Records from a data source:
+ + + + +
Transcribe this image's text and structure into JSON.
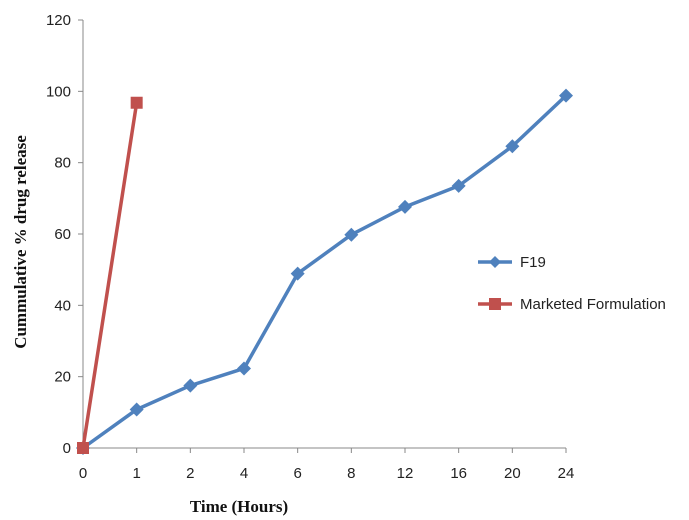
{
  "chart_data": {
    "type": "line",
    "title": "",
    "xlabel": "Time (Hours)",
    "ylabel": "Cummulative % drug release",
    "categories": [
      "0",
      "1",
      "2",
      "4",
      "6",
      "8",
      "12",
      "16",
      "20",
      "24"
    ],
    "ylim": [
      0,
      120
    ],
    "yticks": [
      0,
      20,
      40,
      60,
      80,
      100,
      120
    ],
    "grid": false,
    "legend_position": "right",
    "series": [
      {
        "name": "F19",
        "color": "#4F81BD",
        "marker": "diamond",
        "values": [
          0,
          10.8,
          17.5,
          22.3,
          48.9,
          59.8,
          67.6,
          73.5,
          84.6,
          98.8
        ]
      },
      {
        "name": "Marketed Formulation",
        "color": "#C0504D",
        "marker": "square",
        "values": [
          0,
          96.8,
          null,
          null,
          null,
          null,
          null,
          null,
          null,
          null
        ]
      }
    ]
  }
}
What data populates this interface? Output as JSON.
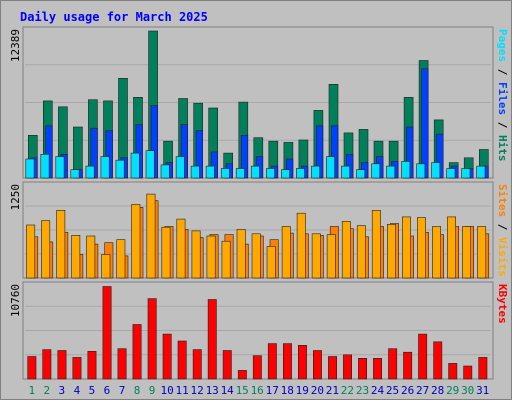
{
  "title": "Daily usage for March 2025",
  "colors": {
    "background": "#c0c0c0",
    "hits": "#00805a",
    "files": "#0040ff",
    "pages": "#00e0ff",
    "visits": "#ffa800",
    "sites": "#ff8000",
    "kbytes": "#ff0000",
    "weekend_label": "#00805a",
    "weekday_label": "#0000c0"
  },
  "chart_data": [
    {
      "type": "bar",
      "panel": "hits-files-pages",
      "ymax_label": "12389",
      "ylim": [
        0,
        12389
      ],
      "side_label": [
        "Pages",
        "Files",
        "Hits"
      ],
      "categories": [
        "1",
        "2",
        "3",
        "4",
        "5",
        "6",
        "7",
        "8",
        "9",
        "10",
        "11",
        "12",
        "13",
        "14",
        "15",
        "16",
        "17",
        "18",
        "19",
        "20",
        "21",
        "22",
        "23",
        "24",
        "25",
        "26",
        "27",
        "28",
        "29",
        "30",
        "31"
      ],
      "series": [
        {
          "name": "Hits",
          "values": [
            3600,
            6500,
            6000,
            4300,
            6600,
            6500,
            8400,
            6800,
            12389,
            3100,
            6700,
            6300,
            5900,
            2100,
            6400,
            3400,
            3100,
            3000,
            3200,
            5700,
            7900,
            3800,
            4100,
            3100,
            3100,
            6800,
            9900,
            4900,
            1300,
            1700,
            2400
          ]
        },
        {
          "name": "Files",
          "values": [
            1700,
            4400,
            2000,
            700,
            4200,
            4000,
            1700,
            4500,
            6100,
            1300,
            4500,
            4000,
            2200,
            1200,
            3600,
            1800,
            1000,
            1600,
            1000,
            4400,
            4400,
            2000,
            1300,
            1800,
            1400,
            4300,
            9200,
            3700,
            1000,
            800,
            1000
          ]
        },
        {
          "name": "Pages",
          "values": [
            1600,
            2000,
            1800,
            700,
            1000,
            1800,
            1500,
            2100,
            2300,
            1100,
            1800,
            1000,
            1000,
            800,
            800,
            1000,
            800,
            700,
            800,
            1000,
            1800,
            1000,
            700,
            1200,
            1000,
            1400,
            1200,
            1300,
            800,
            800,
            1000
          ]
        }
      ],
      "weekend_days": [
        1,
        2,
        8,
        9,
        15,
        16,
        22,
        23,
        29,
        30
      ]
    },
    {
      "type": "bar",
      "panel": "visits-sites",
      "ymax_label": "1250",
      "ylim": [
        0,
        1250
      ],
      "side_label": [
        "Sites",
        "Visits"
      ],
      "series": [
        {
          "name": "Visits",
          "values": [
            720,
            780,
            920,
            580,
            570,
            320,
            520,
            1000,
            1140,
            690,
            800,
            640,
            570,
            500,
            660,
            600,
            430,
            700,
            880,
            600,
            590,
            770,
            710,
            920,
            730,
            830,
            820,
            700,
            830,
            700,
            700
          ]
        },
        {
          "name": "Sites",
          "values": [
            560,
            490,
            620,
            320,
            460,
            480,
            300,
            960,
            1050,
            700,
            660,
            550,
            590,
            590,
            460,
            570,
            520,
            610,
            600,
            580,
            700,
            670,
            560,
            700,
            740,
            570,
            620,
            590,
            700,
            700,
            600
          ]
        }
      ]
    },
    {
      "type": "bar",
      "panel": "kbytes",
      "ymax_label": "10760",
      "ylim": [
        0,
        10760
      ],
      "side_label": [
        "KBytes"
      ],
      "series": [
        {
          "name": "KBytes",
          "values": [
            2600,
            3400,
            3300,
            2500,
            3200,
            10700,
            3500,
            6300,
            9300,
            5200,
            4400,
            3400,
            9200,
            3300,
            1000,
            2700,
            4100,
            4100,
            3900,
            3300,
            2600,
            2800,
            2400,
            2400,
            3500,
            3100,
            5200,
            4300,
            1800,
            1500,
            2500
          ]
        }
      ]
    }
  ]
}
+ + + + +
● PROBLEM REQUIREMENTS: Return the listing above word for word, with the pictures removed.

● WORKED SOLUTION:
Transcribe this image's text and structure into JSON.
{
  "chart_data": {
    "type": "line",
    "title": "",
    "xlabel": "Time (Hours)",
    "ylabel": "Cummulative % drug release",
    "categories": [
      "0",
      "1",
      "2",
      "4",
      "6",
      "8",
      "12",
      "16",
      "20",
      "24"
    ],
    "ylim": [
      0,
      120
    ],
    "yticks": [
      0,
      20,
      40,
      60,
      80,
      100,
      120
    ],
    "grid": false,
    "legend_position": "right",
    "series": [
      {
        "name": "F19",
        "color": "#4F81BD",
        "marker": "diamond",
        "values": [
          0,
          10.8,
          17.5,
          22.3,
          48.9,
          59.8,
          67.6,
          73.5,
          84.6,
          98.8
        ]
      },
      {
        "name": "Marketed Formulation",
        "color": "#C0504D",
        "marker": "square",
        "values": [
          0,
          96.8,
          null,
          null,
          null,
          null,
          null,
          null,
          null,
          null
        ]
      }
    ]
  }
}
What data populates this interface? Output as JSON.
{
  "title": "Daily usage for March 2025",
  "colors": {
    "background": "#c0c0c0",
    "hits": "#00805a",
    "files": "#0040ff",
    "pages": "#00e0ff",
    "visits": "#ffa800",
    "sites": "#ff8000",
    "kbytes": "#ff0000",
    "weekend_label": "#00805a",
    "weekday_label": "#0000c0"
  },
  "chart_data": [
    {
      "type": "bar",
      "panel": "hits-files-pages",
      "ymax_label": "12389",
      "ylim": [
        0,
        12389
      ],
      "side_label": [
        "Pages",
        "Files",
        "Hits"
      ],
      "categories": [
        "1",
        "2",
        "3",
        "4",
        "5",
        "6",
        "7",
        "8",
        "9",
        "10",
        "11",
        "12",
        "13",
        "14",
        "15",
        "16",
        "17",
        "18",
        "19",
        "20",
        "21",
        "22",
        "23",
        "24",
        "25",
        "26",
        "27",
        "28",
        "29",
        "30",
        "31"
      ],
      "series": [
        {
          "name": "Hits",
          "values": [
            3600,
            6500,
            6000,
            4300,
            6600,
            6500,
            8400,
            6800,
            12389,
            3100,
            6700,
            6300,
            5900,
            2100,
            6400,
            3400,
            3100,
            3000,
            3200,
            5700,
            7900,
            3800,
            4100,
            3100,
            3100,
            6800,
            9900,
            4900,
            1300,
            1700,
            2400
          ]
        },
        {
          "name": "Files",
          "values": [
            1700,
            4400,
            2000,
            700,
            4200,
            4000,
            1700,
            4500,
            6100,
            1300,
            4500,
            4000,
            2200,
            1200,
            3600,
            1800,
            1000,
            1600,
            1000,
            4400,
            4400,
            2000,
            1300,
            1800,
            1400,
            4300,
            9200,
            3700,
            1000,
            800,
            1000
          ]
        },
        {
          "name": "Pages",
          "values": [
            1600,
            2000,
            1800,
            700,
            1000,
            1800,
            1500,
            2100,
            2300,
            1100,
            1800,
            1000,
            1000,
            800,
            800,
            1000,
            800,
            700,
            800,
            1000,
            1800,
            1000,
            700,
            1200,
            1000,
            1400,
            1200,
            1300,
            800,
            800,
            1000
          ]
        }
      ],
      "weekend_days": [
        1,
        2,
        8,
        9,
        15,
        16,
        22,
        23,
        29,
        30
      ]
    },
    {
      "type": "bar",
      "panel": "visits-sites",
      "ymax_label": "1250",
      "ylim": [
        0,
        1250
      ],
      "side_label": [
        "Sites",
        "Visits"
      ],
      "series": [
        {
          "name": "Visits",
          "values": [
            720,
            780,
            920,
            580,
            570,
            320,
            520,
            1000,
            1140,
            690,
            800,
            640,
            570,
            500,
            660,
            600,
            430,
            700,
            880,
            600,
            590,
            770,
            710,
            920,
            730,
            830,
            820,
            700,
            830,
            700,
            700
          ]
        },
        {
          "name": "Sites",
          "values": [
            560,
            490,
            620,
            320,
            460,
            480,
            300,
            960,
            1050,
            700,
            660,
            550,
            590,
            590,
            460,
            570,
            520,
            610,
            600,
            580,
            700,
            670,
            560,
            700,
            740,
            570,
            620,
            590,
            700,
            700,
            600
          ]
        }
      ]
    },
    {
      "type": "bar",
      "panel": "kbytes",
      "ymax_label": "10760",
      "ylim": [
        0,
        10760
      ],
      "side_label": [
        "KBytes"
      ],
      "series": [
        {
          "name": "KBytes",
          "values": [
            2600,
            3400,
            3300,
            2500,
            3200,
            10700,
            3500,
            6300,
            9300,
            5200,
            4400,
            3400,
            9200,
            3300,
            1000,
            2700,
            4100,
            4100,
            3900,
            3300,
            2600,
            2800,
            2400,
            2400,
            3500,
            3100,
            5200,
            4300,
            1800,
            1500,
            2500
          ]
        }
      ]
    }
  ]
}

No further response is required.